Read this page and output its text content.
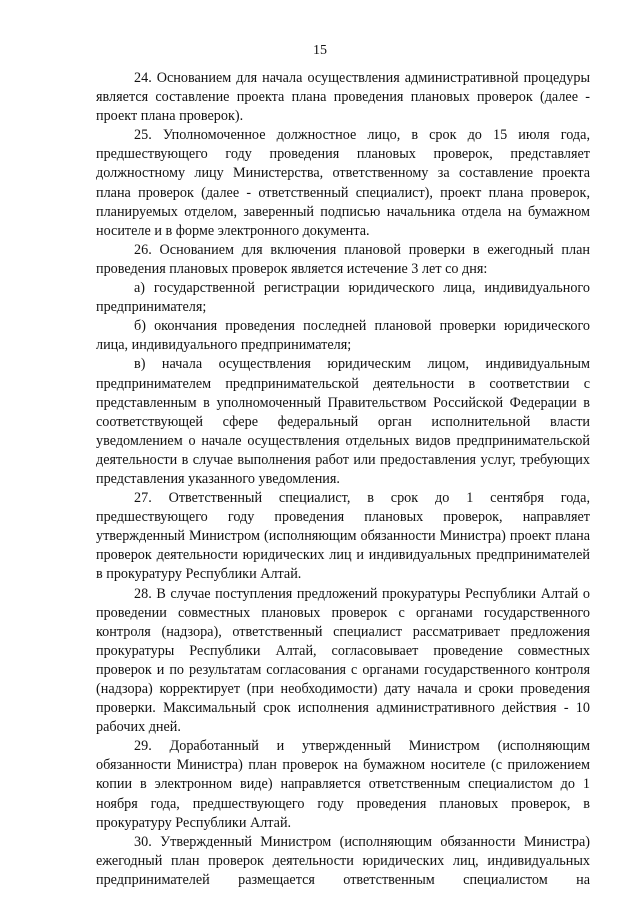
15

24. Основанием для начала осуществления административной процедуры является составление проекта плана проведения плановых проверок (далее - проект плана проверок).

25. Уполномоченное должностное лицо, в срок до 15 июля года, предшествующего году проведения плановых проверок, представляет должностному лицу Министерства, ответственному за составление проекта плана проверок (далее - ответственный специалист), проект плана проверок, планируемых отделом, заверенный подписью начальника отдела на бумажном носителе и в форме электронного документа.

26. Основанием для включения плановой проверки в ежегодный план проведения плановых проверок является истечение 3 лет со дня:

а) государственной регистрации юридического лица, индивидуального предпринимателя;

б) окончания проведения последней плановой проверки юридического лица, индивидуального предпринимателя;

в) начала осуществления юридическим лицом, индивидуальным предпринимателем предпринимательской деятельности в соответствии с представленным в уполномоченный Правительством Российской Федерации в соответствующей сфере федеральный орган исполнительной власти уведомлением о начале осуществления отдельных видов предпринимательской деятельности в случае выполнения работ или предоставления услуг, требующих представления указанного уведомления.

27. Ответственный специалист, в срок до 1 сентября года, предшествующего году проведения плановых проверок, направляет утвержденный Министром (исполняющим обязанности Министра) проект плана проверок деятельности юридических лиц и индивидуальных предпринимателей в прокуратуру Республики Алтай.

28. В случае поступления предложений прокуратуры Республики Алтай о проведении совместных плановых проверок с органами государственного контроля (надзора), ответственный специалист рассматривает предложения прокуратуры Республики Алтай, согласовывает проведение совместных проверок и по результатам согласования с органами государственного контроля (надзора) корректирует (при необходимости) дату начала и сроки проведения проверки. Максимальный срок исполнения административного действия - 10 рабочих дней.

29. Доработанный и утвержденный Министром (исполняющим обязанности Министра) план проверок на бумажном носителе (с приложением копии в электронном виде) направляется ответственным специалистом до 1 ноября года, предшествующего году проведения плановых проверок, в прокуратуру Республики Алтай.

30. Утвержденный Министром (исполняющим обязанности Министра) ежегодный план проверок деятельности юридических лиц, индивидуальных предпринимателей размещается ответственным специалистом на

Written instruction => Note every line above where the string "предпринимателя" shows up, and copy those lines.

Task result =>
а) государственной регистрации юридического лица, индивидуального предпринимателя;
б) окончания проведения последней плановой проверки юридического лица, индивидуального предпринимателя;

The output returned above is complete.